■ Records provided
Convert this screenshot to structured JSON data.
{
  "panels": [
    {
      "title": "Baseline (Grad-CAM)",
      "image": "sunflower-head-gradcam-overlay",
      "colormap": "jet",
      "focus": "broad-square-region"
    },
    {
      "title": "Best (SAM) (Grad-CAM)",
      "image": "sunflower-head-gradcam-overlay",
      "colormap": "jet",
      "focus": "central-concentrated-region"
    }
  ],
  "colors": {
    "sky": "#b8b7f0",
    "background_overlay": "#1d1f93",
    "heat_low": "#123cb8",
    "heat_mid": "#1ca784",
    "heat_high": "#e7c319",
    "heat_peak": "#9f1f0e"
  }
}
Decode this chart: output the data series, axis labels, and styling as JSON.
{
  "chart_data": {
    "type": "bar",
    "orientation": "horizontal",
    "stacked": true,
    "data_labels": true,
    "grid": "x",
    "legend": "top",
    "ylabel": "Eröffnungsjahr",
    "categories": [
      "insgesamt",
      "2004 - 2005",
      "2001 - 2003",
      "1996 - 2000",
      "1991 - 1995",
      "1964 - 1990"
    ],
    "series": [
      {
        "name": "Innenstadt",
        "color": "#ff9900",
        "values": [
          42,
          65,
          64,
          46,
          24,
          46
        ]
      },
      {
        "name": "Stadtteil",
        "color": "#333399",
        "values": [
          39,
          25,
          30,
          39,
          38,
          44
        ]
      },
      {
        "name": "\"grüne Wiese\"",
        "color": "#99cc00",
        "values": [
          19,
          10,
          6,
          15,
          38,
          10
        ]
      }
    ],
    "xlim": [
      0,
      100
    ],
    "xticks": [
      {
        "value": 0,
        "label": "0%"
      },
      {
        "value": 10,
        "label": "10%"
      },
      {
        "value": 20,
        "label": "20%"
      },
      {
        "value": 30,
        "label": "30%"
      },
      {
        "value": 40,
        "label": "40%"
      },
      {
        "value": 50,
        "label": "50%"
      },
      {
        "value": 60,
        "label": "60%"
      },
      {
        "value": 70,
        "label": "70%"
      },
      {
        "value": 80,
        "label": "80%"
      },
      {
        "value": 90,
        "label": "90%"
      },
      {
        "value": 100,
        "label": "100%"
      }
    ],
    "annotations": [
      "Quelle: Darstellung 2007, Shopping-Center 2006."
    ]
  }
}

■ Task instructions
Exactly reproduce every line of the records.

■ Result for this task
Convert this screenshot to structured JSON data.
{
  "panels": [
    {
      "title": "Baseline (Grad-CAM)",
      "image": "sunflower-head-gradcam-overlay",
      "colormap": "jet",
      "focus": "broad-square-region"
    },
    {
      "title": "Best (SAM) (Grad-CAM)",
      "image": "sunflower-head-gradcam-overlay",
      "colormap": "jet",
      "focus": "central-concentrated-region"
    }
  ],
  "colors": {
    "sky": "#b8b7f0",
    "background_overlay": "#1d1f93",
    "heat_low": "#123cb8",
    "heat_mid": "#1ca784",
    "heat_high": "#e7c319",
    "heat_peak": "#9f1f0e"
  }
}
Decode this chart: output the data series, axis labels, and styling as JSON.
{
  "chart_data": {
    "type": "bar",
    "orientation": "horizontal",
    "stacked": true,
    "data_labels": true,
    "grid": "x",
    "legend": "top",
    "ylabel": "Eröffnungsjahr",
    "categories": [
      "insgesamt",
      "2004 - 2005",
      "2001 - 2003",
      "1996 - 2000",
      "1991 - 1995",
      "1964 - 1990"
    ],
    "series": [
      {
        "name": "Innenstadt",
        "color": "#ff9900",
        "values": [
          42,
          65,
          64,
          46,
          24,
          46
        ]
      },
      {
        "name": "Stadtteil",
        "color": "#333399",
        "values": [
          39,
          25,
          30,
          39,
          38,
          44
        ]
      },
      {
        "name": "\"grüne Wiese\"",
        "color": "#99cc00",
        "values": [
          19,
          10,
          6,
          15,
          38,
          10
        ]
      }
    ],
    "xlim": [
      0,
      100
    ],
    "xticks": [
      {
        "value": 0,
        "label": "0%"
      },
      {
        "value": 10,
        "label": "10%"
      },
      {
        "value": 20,
        "label": "20%"
      },
      {
        "value": 30,
        "label": "30%"
      },
      {
        "value": 40,
        "label": "40%"
      },
      {
        "value": 50,
        "label": "50%"
      },
      {
        "value": 60,
        "label": "60%"
      },
      {
        "value": 70,
        "label": "70%"
      },
      {
        "value": 80,
        "label": "80%"
      },
      {
        "value": 90,
        "label": "90%"
      },
      {
        "value": 100,
        "label": "100%"
      }
    ],
    "annotations": [
      "Quelle: Darstellung 2007, Shopping-Center 2006."
    ]
  }
}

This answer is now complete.